# EXERCISE DESCRIPTION
Exact repetition of every entry is required.

Chart and figure data:
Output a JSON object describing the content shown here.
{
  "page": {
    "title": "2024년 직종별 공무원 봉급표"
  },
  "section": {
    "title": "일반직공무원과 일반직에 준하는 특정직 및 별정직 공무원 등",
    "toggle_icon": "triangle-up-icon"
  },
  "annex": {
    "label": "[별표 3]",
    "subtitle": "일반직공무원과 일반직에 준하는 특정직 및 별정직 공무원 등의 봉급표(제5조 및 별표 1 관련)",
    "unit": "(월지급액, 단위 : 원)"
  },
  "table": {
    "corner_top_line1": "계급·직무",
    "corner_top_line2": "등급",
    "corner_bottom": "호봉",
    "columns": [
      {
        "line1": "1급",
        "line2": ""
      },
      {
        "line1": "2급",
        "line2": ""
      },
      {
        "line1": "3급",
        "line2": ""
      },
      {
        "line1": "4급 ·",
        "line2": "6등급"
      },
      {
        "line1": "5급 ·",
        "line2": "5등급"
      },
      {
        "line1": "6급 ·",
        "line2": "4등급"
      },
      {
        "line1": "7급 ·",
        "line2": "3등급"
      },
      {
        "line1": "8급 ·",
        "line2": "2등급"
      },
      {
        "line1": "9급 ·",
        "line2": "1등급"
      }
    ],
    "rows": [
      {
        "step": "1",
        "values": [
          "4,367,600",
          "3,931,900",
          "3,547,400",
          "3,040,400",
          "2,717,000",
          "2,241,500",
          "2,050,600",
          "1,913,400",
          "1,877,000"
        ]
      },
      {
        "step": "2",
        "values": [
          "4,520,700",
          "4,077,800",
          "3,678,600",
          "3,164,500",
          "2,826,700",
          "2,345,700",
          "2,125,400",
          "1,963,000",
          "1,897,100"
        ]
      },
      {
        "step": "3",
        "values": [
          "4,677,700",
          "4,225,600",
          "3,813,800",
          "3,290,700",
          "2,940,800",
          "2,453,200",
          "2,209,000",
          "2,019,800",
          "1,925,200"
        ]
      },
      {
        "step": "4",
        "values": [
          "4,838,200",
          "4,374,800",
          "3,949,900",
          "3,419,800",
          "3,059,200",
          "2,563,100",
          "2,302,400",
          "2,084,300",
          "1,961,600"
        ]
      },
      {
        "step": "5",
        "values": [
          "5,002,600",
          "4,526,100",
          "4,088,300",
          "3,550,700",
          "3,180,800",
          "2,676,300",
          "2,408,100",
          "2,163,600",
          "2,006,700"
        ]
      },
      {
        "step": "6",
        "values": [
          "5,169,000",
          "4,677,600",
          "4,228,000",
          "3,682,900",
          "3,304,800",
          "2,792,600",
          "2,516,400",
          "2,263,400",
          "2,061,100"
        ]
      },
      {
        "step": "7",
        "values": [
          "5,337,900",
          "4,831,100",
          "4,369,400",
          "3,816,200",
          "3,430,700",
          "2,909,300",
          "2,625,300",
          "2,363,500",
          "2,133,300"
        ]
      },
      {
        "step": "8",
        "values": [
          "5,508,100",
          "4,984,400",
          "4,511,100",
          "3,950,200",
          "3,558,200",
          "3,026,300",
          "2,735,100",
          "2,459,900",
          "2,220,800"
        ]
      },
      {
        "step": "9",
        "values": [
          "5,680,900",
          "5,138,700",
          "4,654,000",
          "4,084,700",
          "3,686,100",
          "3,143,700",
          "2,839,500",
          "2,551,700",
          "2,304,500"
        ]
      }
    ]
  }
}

# TASK ANSWER
Output a JSON object describing the content shown here.
{
  "page": {
    "title": "2024년 직종별 공무원 봉급표"
  },
  "section": {
    "title": "일반직공무원과 일반직에 준하는 특정직 및 별정직 공무원 등",
    "toggle_icon": "triangle-up-icon"
  },
  "annex": {
    "label": "[별표 3]",
    "subtitle": "일반직공무원과 일반직에 준하는 특정직 및 별정직 공무원 등의 봉급표(제5조 및 별표 1 관련)",
    "unit": "(월지급액, 단위 : 원)"
  },
  "table": {
    "corner_top_line1": "계급·직무",
    "corner_top_line2": "등급",
    "corner_bottom": "호봉",
    "columns": [
      {
        "line1": "1급",
        "line2": ""
      },
      {
        "line1": "2급",
        "line2": ""
      },
      {
        "line1": "3급",
        "line2": ""
      },
      {
        "line1": "4급 ·",
        "line2": "6등급"
      },
      {
        "line1": "5급 ·",
        "line2": "5등급"
      },
      {
        "line1": "6급 ·",
        "line2": "4등급"
      },
      {
        "line1": "7급 ·",
        "line2": "3등급"
      },
      {
        "line1": "8급 ·",
        "line2": "2등급"
      },
      {
        "line1": "9급 ·",
        "line2": "1등급"
      }
    ],
    "rows": [
      {
        "step": "1",
        "values": [
          "4,367,600",
          "3,931,900",
          "3,547,400",
          "3,040,400",
          "2,717,000",
          "2,241,500",
          "2,050,600",
          "1,913,400",
          "1,877,000"
        ]
      },
      {
        "step": "2",
        "values": [
          "4,520,700",
          "4,077,800",
          "3,678,600",
          "3,164,500",
          "2,826,700",
          "2,345,700",
          "2,125,400",
          "1,963,000",
          "1,897,100"
        ]
      },
      {
        "step": "3",
        "values": [
          "4,677,700",
          "4,225,600",
          "3,813,800",
          "3,290,700",
          "2,940,800",
          "2,453,200",
          "2,209,000",
          "2,019,800",
          "1,925,200"
        ]
      },
      {
        "step": "4",
        "values": [
          "4,838,200",
          "4,374,800",
          "3,949,900",
          "3,419,800",
          "3,059,200",
          "2,563,100",
          "2,302,400",
          "2,084,300",
          "1,961,600"
        ]
      },
      {
        "step": "5",
        "values": [
          "5,002,600",
          "4,526,100",
          "4,088,300",
          "3,550,700",
          "3,180,800",
          "2,676,300",
          "2,408,100",
          "2,163,600",
          "2,006,700"
        ]
      },
      {
        "step": "6",
        "values": [
          "5,169,000",
          "4,677,600",
          "4,228,000",
          "3,682,900",
          "3,304,800",
          "2,792,600",
          "2,516,400",
          "2,263,400",
          "2,061,100"
        ]
      },
      {
        "step": "7",
        "values": [
          "5,337,900",
          "4,831,100",
          "4,369,400",
          "3,816,200",
          "3,430,700",
          "2,909,300",
          "2,625,300",
          "2,363,500",
          "2,133,300"
        ]
      },
      {
        "step": "8",
        "values": [
          "5,508,100",
          "4,984,400",
          "4,511,100",
          "3,950,200",
          "3,558,200",
          "3,026,300",
          "2,735,100",
          "2,459,900",
          "2,220,800"
        ]
      },
      {
        "step": "9",
        "values": [
          "5,680,900",
          "5,138,700",
          "4,654,000",
          "4,084,700",
          "3,686,100",
          "3,143,700",
          "2,839,500",
          "2,551,700",
          "2,304,500"
        ]
      }
    ]
  }
}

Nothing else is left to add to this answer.